### [Source material]
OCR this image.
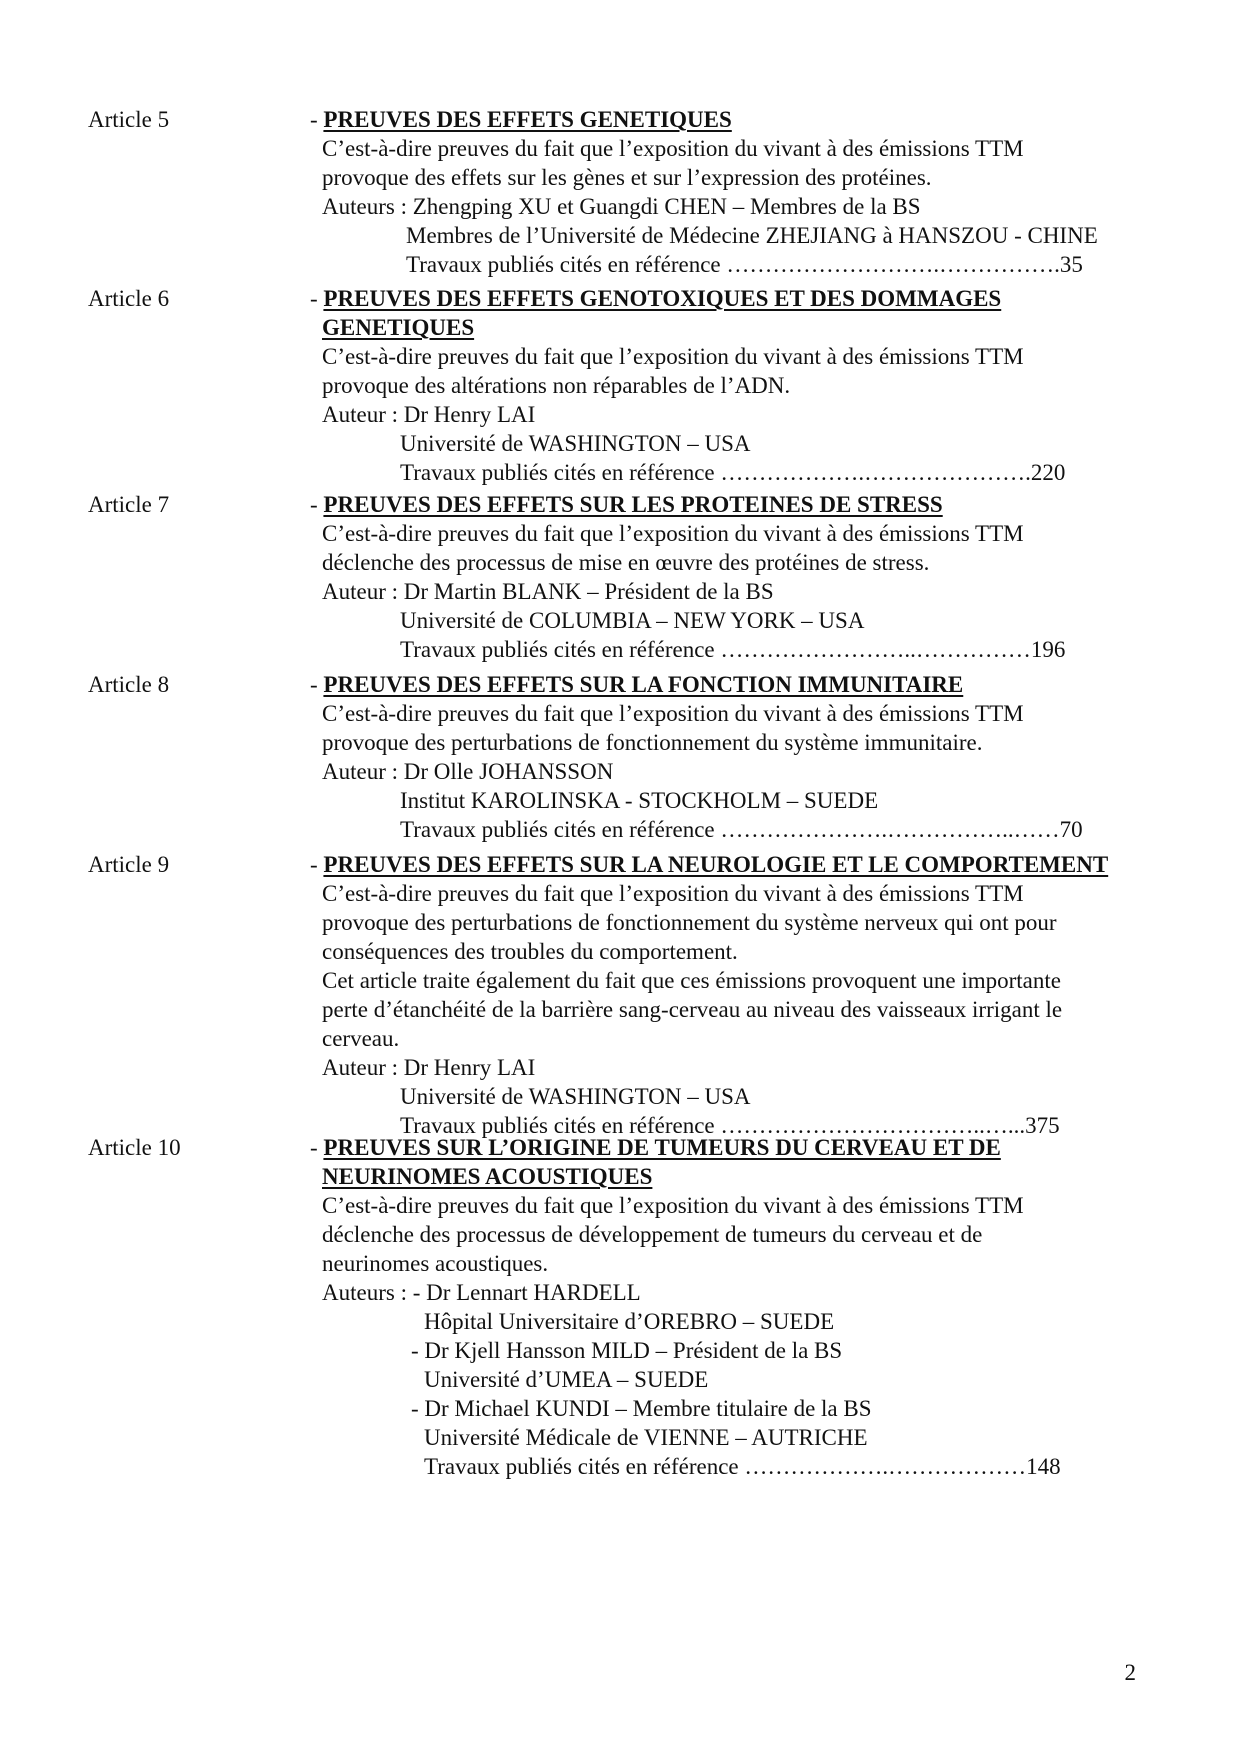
Article 5	- PREUVES DES EFFETS GENETIQUES
C’est-à-dire preuves du fait que l’exposition du vivant à des émissions TTM
provoque des effets sur les gènes et sur l’expression des protéines.
Auteurs : Zhengping XU et Guangdi CHEN – Membres de la BS
Membres de l’Université de Médecine ZHEJIANG à HANSZOU - CHINE
Travaux publiés cités en référence ……………………….…………….35
Article 6	- PREUVES DES EFFETS GENOTOXIQUES ET DES DOMMAGES
GENETIQUES
C’est-à-dire preuves du fait que l’exposition du vivant à des émissions TTM
provoque des altérations non réparables de l’ADN.
Auteur : Dr Henry LAI
Université de WASHINGTON – USA
Travaux publiés cités en référence ……………….………………….220
Article 7	- PREUVES DES EFFETS SUR LES PROTEINES DE STRESS
C’est-à-dire preuves du fait que l’exposition du vivant à des émissions TTM
déclenche des processus de mise en œuvre des protéines de stress.
Auteur : Dr Martin BLANK – Président de la BS
Université de COLUMBIA – NEW YORK – USA
Travaux publiés cités en référence ……………………..……………196
Article 8	- PREUVES DES EFFETS SUR LA FONCTION IMMUNITAIRE
C’est-à-dire preuves du fait que l’exposition du vivant à des émissions TTM
provoque des perturbations de fonctionnement du système immunitaire.
Auteur : Dr Olle JOHANSSON
Institut KAROLINSKA - STOCKHOLM – SUEDE
Travaux publiés cités en référence ………………….……………..……70
Article 9	- PREUVES DES EFFETS SUR LA NEUROLOGIE ET LE COMPORTEMENT
C’est-à-dire preuves du fait que l’exposition du vivant à des émissions TTM
provoque des perturbations de fonctionnement du système nerveux qui ont pour
conséquences des troubles du comportement.
Cet article traite également du fait que ces émissions provoquent une importante
perte d’étanchéité de la barrière sang-cerveau au niveau des vaisseaux irrigant le
cerveau.
Auteur : Dr Henry LAI
Université de WASHINGTON – USA
Travaux publiés cités en référence ……………………………..…...375
Article 10	- PREUVES SUR L’ORIGINE DE TUMEURS DU CERVEAU ET DE
NEURINOMES ACOUSTIQUES
C’est-à-dire preuves du fait que l’exposition du vivant à des émissions TTM
déclenche des processus de développement de tumeurs du cerveau et de
neurinomes acoustiques.
Auteurs : - Dr Lennart HARDELL
Hôpital Universitaire d’OREBRO – SUEDE
- Dr Kjell Hansson MILD – Président de la BS
Université d’UMEA – SUEDE
- Dr Michael KUNDI – Membre titulaire de la BS
Université Médicale de VIENNE – AUTRICHE
Travaux publiés cités en référence ……………….………………148
2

### [Problem to work on]
Word for word, print out all of the records above; pass over the pictures.

### [Answer below]
OCR this image.
Article 5	- PREUVES DES EFFETS GENETIQUES
C’est-à-dire preuves du fait que l’exposition du vivant à des émissions TTM
provoque des effets sur les gènes et sur l’expression des protéines.
Auteurs : Zhengping XU et Guangdi CHEN – Membres de la BS
Membres de l’Université de Médecine ZHEJIANG à HANSZOU - CHINE
Travaux publiés cités en référence ……………………….…………….35
Article 6	- PREUVES DES EFFETS GENOTOXIQUES ET DES DOMMAGES
GENETIQUES
C’est-à-dire preuves du fait que l’exposition du vivant à des émissions TTM
provoque des altérations non réparables de l’ADN.
Auteur : Dr Henry LAI
Université de WASHINGTON – USA
Travaux publiés cités en référence ……………….………………….220
Article 7	- PREUVES DES EFFETS SUR LES PROTEINES DE STRESS
C’est-à-dire preuves du fait que l’exposition du vivant à des émissions TTM
déclenche des processus de mise en œuvre des protéines de stress.
Auteur : Dr Martin BLANK – Président de la BS
Université de COLUMBIA – NEW YORK – USA
Travaux publiés cités en référence ……………………..……………196
Article 8	- PREUVES DES EFFETS SUR LA FONCTION IMMUNITAIRE
C’est-à-dire preuves du fait que l’exposition du vivant à des émissions TTM
provoque des perturbations de fonctionnement du système immunitaire.
Auteur : Dr Olle JOHANSSON
Institut KAROLINSKA - STOCKHOLM – SUEDE
Travaux publiés cités en référence ………………….……………..……70
Article 9	- PREUVES DES EFFETS SUR LA NEUROLOGIE ET LE COMPORTEMENT
C’est-à-dire preuves du fait que l’exposition du vivant à des émissions TTM
provoque des perturbations de fonctionnement du système nerveux qui ont pour
conséquences des troubles du comportement.
Cet article traite également du fait que ces émissions provoquent une importante
perte d’étanchéité de la barrière sang-cerveau au niveau des vaisseaux irrigant le
cerveau.
Auteur : Dr Henry LAI
Université de WASHINGTON – USA
Travaux publiés cités en référence ……………………………..…...375
Article 10	- PREUVES SUR L’ORIGINE DE TUMEURS DU CERVEAU ET DE
NEURINOMES ACOUSTIQUES
C’est-à-dire preuves du fait que l’exposition du vivant à des émissions TTM
déclenche des processus de développement de tumeurs du cerveau et de
neurinomes acoustiques.
Auteurs : - Dr Lennart HARDELL
Hôpital Universitaire d’OREBRO – SUEDE
- Dr Kjell Hansson MILD – Président de la BS
Université d’UMEA – SUEDE
- Dr Michael KUNDI – Membre titulaire de la BS
Université Médicale de VIENNE – AUTRICHE
Travaux publiés cités en référence ……………….………………148
2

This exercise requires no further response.